*SET TASK*.
Make an exact copy of the lines, leaving the pictures out.

** Start of INPUT DATA **

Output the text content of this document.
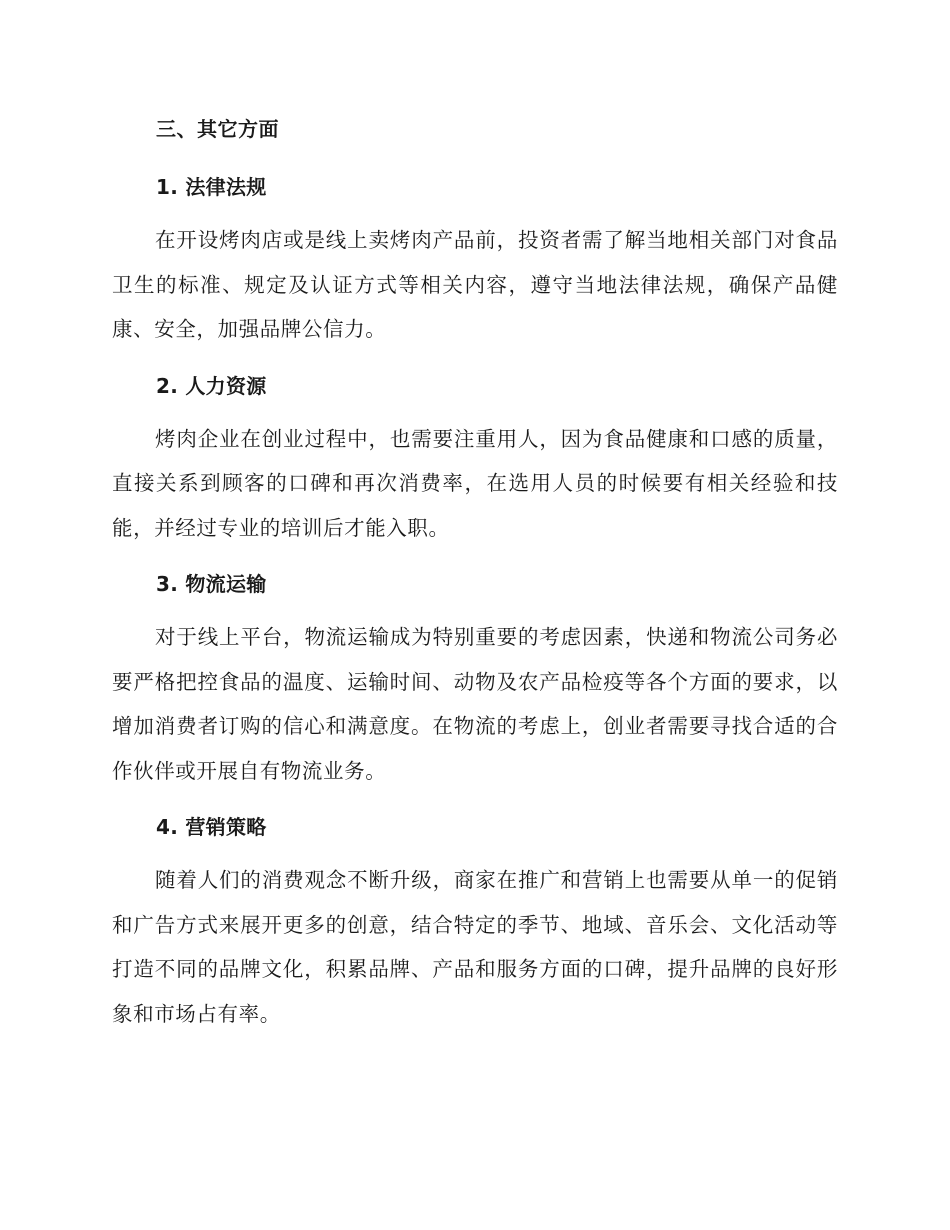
三、其它方面
1. 法律法规

在开设烤肉店或是线上卖烤肉产品前，投资者需了解当地相关部门对食品卫生的标准、规定及认证方式等相关内容，遵守当地法律法规，确保产品健康、安全，加强品牌公信力。

2. 人力资源

烤肉企业在创业过程中，也需要注重用人，因为食品健康和口感的质量，直接关系到顾客的口碑和再次消费率，在选用人员的时候要有相关经验和技能，并经过专业的培训后才能入职。

3. 物流运输

对于线上平台，物流运输成为特别重要的考虑因素，快递和物流公司务必要严格把控食品的温度、运输时间、动物及农产品检疫等各个方面的要求，以增加消费者订购的信心和满意度。在物流的考虑上，创业者需要寻找合适的合作伙伴或开展自有物流业务。

4. 营销策略

随着人们的消费观念不断升级，商家在推广和营销上也需要从单一的促销和广告方式来展开更多的创意，结合特定的季节、地域、音乐会、文化活动等打造不同的品牌文化，积累品牌、产品和服务方面的口碑，提升品牌的良好形象和市场占有率。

** End of INPUT DATA **

*THE RESPONSE*.
Output the text content of this document.
三、其它方面
1. 法律法规

在开设烤肉店或是线上卖烤肉产品前，投资者需了解当地相关部门对食品卫生的标准、规定及认证方式等相关内容，遵守当地法律法规，确保产品健康、安全，加强品牌公信力。

2. 人力资源

烤肉企业在创业过程中，也需要注重用人，因为食品健康和口感的质量，直接关系到顾客的口碑和再次消费率，在选用人员的时候要有相关经验和技能，并经过专业的培训后才能入职。

3. 物流运输

对于线上平台，物流运输成为特别重要的考虑因素，快递和物流公司务必要严格把控食品的温度、运输时间、动物及农产品检疫等各个方面的要求，以增加消费者订购的信心和满意度。在物流的考虑上，创业者需要寻找合适的合作伙伴或开展自有物流业务。

4. 营销策略

随着人们的消费观念不断升级，商家在推广和营销上也需要从单一的促销和广告方式来展开更多的创意，结合特定的季节、地域、音乐会、文化活动等打造不同的品牌文化，积累品牌、产品和服务方面的口碑，提升品牌的良好形象和市场占有率。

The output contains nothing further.